> **Supplied data**
══════

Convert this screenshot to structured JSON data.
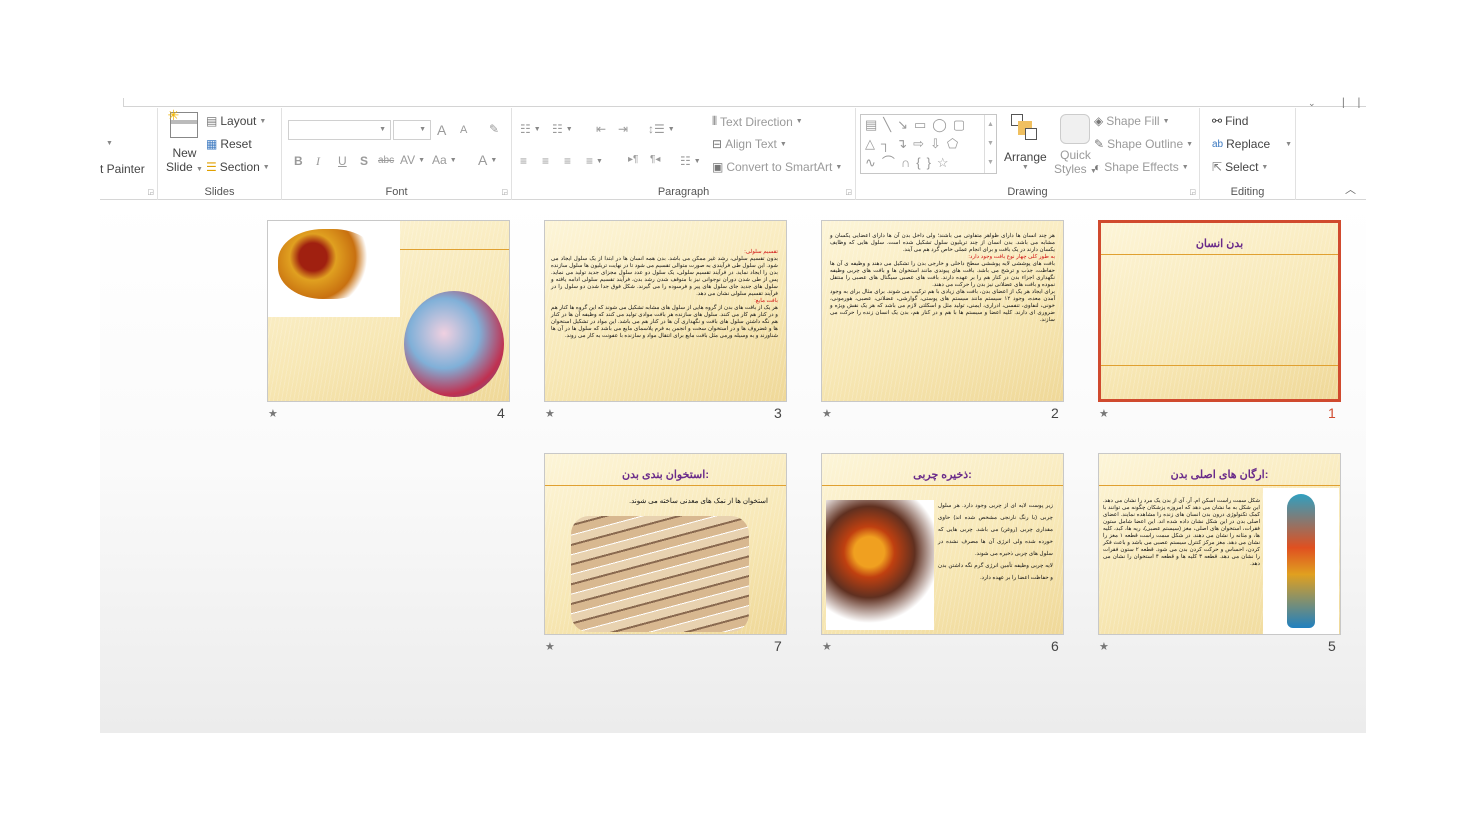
{
  "ribbon": {
    "clipboard": {
      "format_painter": "t Painter"
    },
    "slides": {
      "label": "Slides",
      "new_slide_1": "New",
      "new_slide_2": "Slide",
      "layout": "Layout",
      "reset": "Reset",
      "section": "Section"
    },
    "font": {
      "label": "Font",
      "font_name": "",
      "font_size": "",
      "bold": "B",
      "italic": "I",
      "underline": "U",
      "shadow": "S",
      "strike": "abc",
      "spacing": "AV",
      "case": "Aa",
      "color": "A",
      "grow": "A",
      "shrink": "A"
    },
    "paragraph": {
      "label": "Paragraph",
      "text_direction": "Text Direction",
      "align_text": "Align Text",
      "smartart": "Convert to SmartArt"
    },
    "drawing": {
      "label": "Drawing",
      "arrange": "Arrange",
      "quick_styles_1": "Quick",
      "quick_styles_2": "Styles",
      "shape_fill": "Shape Fill",
      "shape_outline": "Shape Outline",
      "shape_effects": "Shape Effects"
    },
    "editing": {
      "label": "Editing",
      "find": "Find",
      "replace": "Replace",
      "select": "Select"
    }
  },
  "colors": {
    "selection": "#d04a2e",
    "title": "#6a2b8a",
    "accent_line": "#e0a030"
  },
  "slides": [
    {
      "number": "1",
      "title": "بدن انسان",
      "selected": true,
      "body": []
    },
    {
      "number": "2",
      "title": "",
      "body": [
        {
          "t": "هر چند انسان ها دارای ظواهر متفاوتی می باشند؛ ولی داخل بدن آن ها دارای اعضایی یکسان و مشابه می باشد. بدن انسان از چند تریلیون سلول تشکیل شده است. سلول هایی که وظایف یکسان دارند در یک بافت و برای انجام عملی خاص گرد هم می آیند."
        },
        {
          "t": "به طور کلی چهار نوع بافت وجود دارد:",
          "red": true
        },
        {
          "t": "بافت های پوششی لایه پوششی سطح داخلی و خارجی بدن را تشکیل می دهند و وظیفه ی آن ها حفاظت، جذب و ترشح می باشد. بافت های پیوندی مانند استخوان ها و بافت های چربی وظیفه نگهداری اجزاء بدن در کنار هم را بر عهده دارند. بافت های عصبی سیگنال های عصبی را منتقل نموده و بافت های عضلانی نیز بدن را حرکت می دهند."
        },
        {
          "t": "برای ایجاد هر یک از اعضای بدن، بافت های زیادی با هم ترکیب می شوند. برای مثال برای به وجود آمدن معده، وجود ۱۲ سیستم مانند سیستم های پوستی، گوارشی، عضلانی، عصبی، هورمونی، خونی، لنفاوی، تنفسی، ادراری، ایمنی، تولید مثل و اسکلتی لازم می باشد که هر یک نقش ویژه و ضروری ای دارند. کلیه اعضا و سیستم ها با هم و در کنار هم، بدن یک انسان زنده را حرکت می سازند."
        }
      ]
    },
    {
      "number": "3",
      "title": "",
      "body": [
        {
          "t": "تقسیم سلولی:",
          "red": true
        },
        {
          "t": "بدون تقسیم سلولی، رشد غیر ممکن می باشد. بدن همه انسان ها در ابتدا از یک سلول ایجاد می شود. این سلول طی فرآیندی به صورت متوالی تقسیم می شود تا در نهایت تریلیون ها سلول سازنده بدن را ایجاد نماید. در فرآیند تقسیم سلولی، یک سلول دو عدد سلول مجزای جدید تولید می نماید. پس از طی شدن دوران نوجوانی نیز با متوقف شدن رشد بدن، فرآیند تقسیم سلولی ادامه یافته و سلول های جدید جای سلول های پیر و فرسوده را می گیرند. شکل فوق جدا شدن دو سلول را در فرآیند تقسیم سلولی نشان می دهد."
        },
        {
          "t": "بافت مایع:",
          "red": true
        },
        {
          "t": "هر یک از بافت های بدن از گروه هایی از سلول های مشابه تشکیل می شوند که این گروه ها کنار هم و در کنار هم کار می کنند. سلول های سازنده هر بافت موادی تولید می کنند که وظیفه آن ها در کنار هم نگه داشتن سلول های بافت و نگهداری آن ها در کنار هم می باشد. این مواد در تشکیل استخوان ها و غضروف ها و در استخوان سخت و انجمن به فرم پلاسمای مایع می باشد که سلول ها در آن ها شناورند و به وسیله ورمی مثل بافت مایع برای انتقال مواد و سازنده با عفونت به کار می روند."
        }
      ]
    },
    {
      "number": "4",
      "title": "",
      "body": []
    },
    {
      "number": "5",
      "title": "ارگان های اصلی بدن:",
      "body": [
        {
          "t": "شکل سمت راست اسکن ام. آر. آی از بدن یک مرد را نشان می دهد. این شکل به ما نشان می دهد که امروزه پزشکان چگونه می توانند با کمک تکنولوژی درون بدن انسان های زنده را مشاهده نمایند. اعضای اصلی بدن در این شکل نشان داده شده اند. این اعضا شامل ستون فقرات، استخوان های اصلی، مغز (سیستم عصبی)، ریه ها، کبد، کلیه ها، و مثانه را نشان می دهند. در شکل سمت راست قطعه ۱ مغز را نشان می دهد. مغز مرکز کنترل سیستم عصبی می باشد و باعث فکر کردن، احساس و حرکت کردن بدن می شود. قطعه ۲ ستون فقرات را نشان می دهد. قطعه ۳ کلیه ها و قطعه ۴ استخوان را نشان می دهد."
        }
      ]
    },
    {
      "number": "6",
      "title": "ذخیره چربی:",
      "body": [
        {
          "t": "زیر پوست لایه ای از چربی وجود دارد. هر سلول چربی (با رنگ نارنجی مشخص شده اند) حاوی مقداری چربی (روغن) می باشد. چربی هایی که خورده شده ولی انرژی آن ها مصرف نشده در سلول های چربی ذخیره می شوند."
        },
        {
          "t": "لایه چربی وظیفه تأمین انرژی گرم نگه داشتن بدن و حفاظت اعضا را بر عهده دارد."
        }
      ]
    },
    {
      "number": "7",
      "title": "استخوان بندی بدن:",
      "body": [
        {
          "t": "استخوان ها از نمک های معدنی ساخته می شوند."
        }
      ]
    }
  ]
}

══════

> **The problem**
Report how many lines in this data include the string "مانند", and nothing else.

> **Worked answer**
2